▶ **TASK STATEMENT**: Sort through the data and copy the lines holding the word "profile".

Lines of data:
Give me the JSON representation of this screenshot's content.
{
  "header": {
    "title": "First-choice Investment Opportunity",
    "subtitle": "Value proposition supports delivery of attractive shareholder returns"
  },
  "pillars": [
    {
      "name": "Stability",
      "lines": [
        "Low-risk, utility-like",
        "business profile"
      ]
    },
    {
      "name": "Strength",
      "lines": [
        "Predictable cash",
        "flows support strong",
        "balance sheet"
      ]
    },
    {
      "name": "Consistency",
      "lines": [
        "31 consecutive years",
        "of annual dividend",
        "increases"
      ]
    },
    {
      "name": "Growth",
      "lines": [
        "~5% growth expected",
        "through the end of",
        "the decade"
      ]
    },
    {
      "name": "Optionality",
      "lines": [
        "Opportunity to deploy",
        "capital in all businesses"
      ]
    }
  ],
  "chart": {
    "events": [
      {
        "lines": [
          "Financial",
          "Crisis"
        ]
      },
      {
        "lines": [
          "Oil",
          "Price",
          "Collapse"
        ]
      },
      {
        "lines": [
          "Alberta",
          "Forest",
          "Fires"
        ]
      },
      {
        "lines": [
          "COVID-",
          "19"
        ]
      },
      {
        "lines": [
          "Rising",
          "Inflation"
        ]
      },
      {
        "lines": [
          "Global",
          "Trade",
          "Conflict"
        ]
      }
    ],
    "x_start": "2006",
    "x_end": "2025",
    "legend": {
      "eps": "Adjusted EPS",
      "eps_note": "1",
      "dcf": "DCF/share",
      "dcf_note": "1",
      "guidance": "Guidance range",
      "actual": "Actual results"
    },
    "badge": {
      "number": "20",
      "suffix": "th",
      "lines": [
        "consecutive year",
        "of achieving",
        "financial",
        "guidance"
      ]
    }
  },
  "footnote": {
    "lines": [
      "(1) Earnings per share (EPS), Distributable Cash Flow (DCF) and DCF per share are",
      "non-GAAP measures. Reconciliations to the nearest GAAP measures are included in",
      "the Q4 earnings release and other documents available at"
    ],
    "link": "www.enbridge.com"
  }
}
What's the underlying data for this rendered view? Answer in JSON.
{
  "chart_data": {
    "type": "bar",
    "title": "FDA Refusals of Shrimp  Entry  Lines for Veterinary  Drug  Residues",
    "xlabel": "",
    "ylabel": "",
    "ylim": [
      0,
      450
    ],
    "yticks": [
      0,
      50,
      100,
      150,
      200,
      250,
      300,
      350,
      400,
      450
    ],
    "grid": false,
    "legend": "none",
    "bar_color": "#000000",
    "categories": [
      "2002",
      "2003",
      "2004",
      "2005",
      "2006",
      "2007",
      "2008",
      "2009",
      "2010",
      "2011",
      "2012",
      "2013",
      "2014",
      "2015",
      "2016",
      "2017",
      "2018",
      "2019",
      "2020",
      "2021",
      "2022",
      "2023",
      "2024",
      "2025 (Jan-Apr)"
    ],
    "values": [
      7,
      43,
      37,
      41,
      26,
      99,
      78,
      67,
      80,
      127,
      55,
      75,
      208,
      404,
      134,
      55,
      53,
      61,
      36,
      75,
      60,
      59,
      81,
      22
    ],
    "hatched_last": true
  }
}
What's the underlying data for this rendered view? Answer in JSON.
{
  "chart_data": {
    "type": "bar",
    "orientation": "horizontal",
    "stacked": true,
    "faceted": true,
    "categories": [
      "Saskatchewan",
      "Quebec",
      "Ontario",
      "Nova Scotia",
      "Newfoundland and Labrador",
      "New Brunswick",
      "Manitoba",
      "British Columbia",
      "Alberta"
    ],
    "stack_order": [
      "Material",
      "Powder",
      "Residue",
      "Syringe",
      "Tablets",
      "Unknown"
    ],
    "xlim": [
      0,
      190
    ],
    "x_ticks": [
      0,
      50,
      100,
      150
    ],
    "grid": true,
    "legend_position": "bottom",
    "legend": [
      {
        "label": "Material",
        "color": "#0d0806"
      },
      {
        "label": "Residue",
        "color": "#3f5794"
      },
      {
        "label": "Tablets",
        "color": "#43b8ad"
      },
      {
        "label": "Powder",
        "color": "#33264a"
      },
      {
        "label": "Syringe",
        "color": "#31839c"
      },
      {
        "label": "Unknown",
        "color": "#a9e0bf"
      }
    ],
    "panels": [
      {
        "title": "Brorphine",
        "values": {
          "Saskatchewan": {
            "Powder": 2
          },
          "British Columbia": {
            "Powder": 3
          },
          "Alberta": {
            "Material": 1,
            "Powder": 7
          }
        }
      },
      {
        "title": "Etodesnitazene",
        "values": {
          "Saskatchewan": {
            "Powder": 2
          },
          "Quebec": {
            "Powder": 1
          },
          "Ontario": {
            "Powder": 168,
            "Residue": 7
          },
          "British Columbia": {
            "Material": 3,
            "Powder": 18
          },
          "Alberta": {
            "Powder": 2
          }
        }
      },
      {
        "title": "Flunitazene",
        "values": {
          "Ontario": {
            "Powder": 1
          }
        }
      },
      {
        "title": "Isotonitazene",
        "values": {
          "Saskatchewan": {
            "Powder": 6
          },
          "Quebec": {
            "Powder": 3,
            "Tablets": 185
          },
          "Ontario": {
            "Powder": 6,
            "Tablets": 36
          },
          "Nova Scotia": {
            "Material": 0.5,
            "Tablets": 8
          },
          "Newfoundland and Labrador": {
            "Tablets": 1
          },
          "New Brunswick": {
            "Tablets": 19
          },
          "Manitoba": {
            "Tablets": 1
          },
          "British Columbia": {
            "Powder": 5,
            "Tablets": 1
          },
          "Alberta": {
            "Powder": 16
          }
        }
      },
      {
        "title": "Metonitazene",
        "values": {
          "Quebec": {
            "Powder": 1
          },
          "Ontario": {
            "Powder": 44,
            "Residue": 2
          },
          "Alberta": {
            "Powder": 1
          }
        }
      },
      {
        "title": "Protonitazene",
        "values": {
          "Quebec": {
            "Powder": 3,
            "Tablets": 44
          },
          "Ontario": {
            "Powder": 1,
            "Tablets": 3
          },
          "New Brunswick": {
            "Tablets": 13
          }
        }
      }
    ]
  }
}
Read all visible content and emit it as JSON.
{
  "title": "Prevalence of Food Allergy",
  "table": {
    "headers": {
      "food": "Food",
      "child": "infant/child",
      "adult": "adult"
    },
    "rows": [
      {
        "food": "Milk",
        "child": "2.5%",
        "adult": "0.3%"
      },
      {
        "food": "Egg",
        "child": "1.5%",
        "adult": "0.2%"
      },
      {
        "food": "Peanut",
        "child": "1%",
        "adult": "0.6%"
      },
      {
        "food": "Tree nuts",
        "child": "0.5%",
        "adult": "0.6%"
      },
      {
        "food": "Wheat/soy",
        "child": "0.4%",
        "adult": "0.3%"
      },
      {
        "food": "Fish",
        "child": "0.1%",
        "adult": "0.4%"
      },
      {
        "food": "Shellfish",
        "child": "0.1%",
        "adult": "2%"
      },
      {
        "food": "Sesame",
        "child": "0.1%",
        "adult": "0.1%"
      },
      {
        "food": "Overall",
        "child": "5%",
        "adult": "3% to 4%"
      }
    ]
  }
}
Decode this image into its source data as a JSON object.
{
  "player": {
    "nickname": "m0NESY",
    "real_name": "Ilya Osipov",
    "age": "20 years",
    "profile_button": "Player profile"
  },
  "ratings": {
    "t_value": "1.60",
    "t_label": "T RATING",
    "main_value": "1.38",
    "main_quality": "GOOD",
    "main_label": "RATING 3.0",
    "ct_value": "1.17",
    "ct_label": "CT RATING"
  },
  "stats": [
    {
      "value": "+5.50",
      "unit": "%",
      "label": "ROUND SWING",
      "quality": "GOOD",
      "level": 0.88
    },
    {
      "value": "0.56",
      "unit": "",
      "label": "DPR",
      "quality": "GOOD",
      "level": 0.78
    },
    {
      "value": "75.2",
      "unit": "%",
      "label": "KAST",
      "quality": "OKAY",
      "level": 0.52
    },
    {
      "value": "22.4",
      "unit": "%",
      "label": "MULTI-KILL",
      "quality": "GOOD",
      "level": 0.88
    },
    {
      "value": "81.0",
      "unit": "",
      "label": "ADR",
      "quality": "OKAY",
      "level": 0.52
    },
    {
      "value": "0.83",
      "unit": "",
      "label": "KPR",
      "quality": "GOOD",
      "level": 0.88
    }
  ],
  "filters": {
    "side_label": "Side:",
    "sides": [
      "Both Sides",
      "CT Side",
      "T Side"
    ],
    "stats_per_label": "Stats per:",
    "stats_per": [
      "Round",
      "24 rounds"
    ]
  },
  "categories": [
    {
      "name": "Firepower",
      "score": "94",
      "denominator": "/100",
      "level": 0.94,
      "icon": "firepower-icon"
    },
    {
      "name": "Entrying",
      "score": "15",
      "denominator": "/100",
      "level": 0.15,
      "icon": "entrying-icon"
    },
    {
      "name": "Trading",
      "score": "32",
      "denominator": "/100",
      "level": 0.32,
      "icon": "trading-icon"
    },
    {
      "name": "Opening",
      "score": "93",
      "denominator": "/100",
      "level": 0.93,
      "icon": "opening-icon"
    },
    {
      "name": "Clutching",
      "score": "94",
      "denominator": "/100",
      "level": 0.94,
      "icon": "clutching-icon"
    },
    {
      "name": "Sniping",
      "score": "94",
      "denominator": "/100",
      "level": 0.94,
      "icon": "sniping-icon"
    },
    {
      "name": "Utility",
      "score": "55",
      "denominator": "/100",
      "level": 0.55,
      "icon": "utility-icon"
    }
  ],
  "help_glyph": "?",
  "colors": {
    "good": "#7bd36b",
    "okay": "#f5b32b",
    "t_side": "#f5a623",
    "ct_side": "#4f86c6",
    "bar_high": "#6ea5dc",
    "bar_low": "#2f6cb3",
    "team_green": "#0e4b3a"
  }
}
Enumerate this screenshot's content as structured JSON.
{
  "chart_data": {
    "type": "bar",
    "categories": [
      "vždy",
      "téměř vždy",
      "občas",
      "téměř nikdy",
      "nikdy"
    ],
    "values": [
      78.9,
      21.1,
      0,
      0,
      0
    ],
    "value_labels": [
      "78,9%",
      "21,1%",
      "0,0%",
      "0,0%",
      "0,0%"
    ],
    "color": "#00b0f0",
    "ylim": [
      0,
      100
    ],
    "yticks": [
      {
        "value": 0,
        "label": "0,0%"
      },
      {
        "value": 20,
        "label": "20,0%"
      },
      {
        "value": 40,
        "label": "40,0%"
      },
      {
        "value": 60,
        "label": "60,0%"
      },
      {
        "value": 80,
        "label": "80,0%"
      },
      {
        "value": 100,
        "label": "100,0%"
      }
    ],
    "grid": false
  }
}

▶ **OUTPUT**:
        "business profile"
    "profile_button": "Player profile"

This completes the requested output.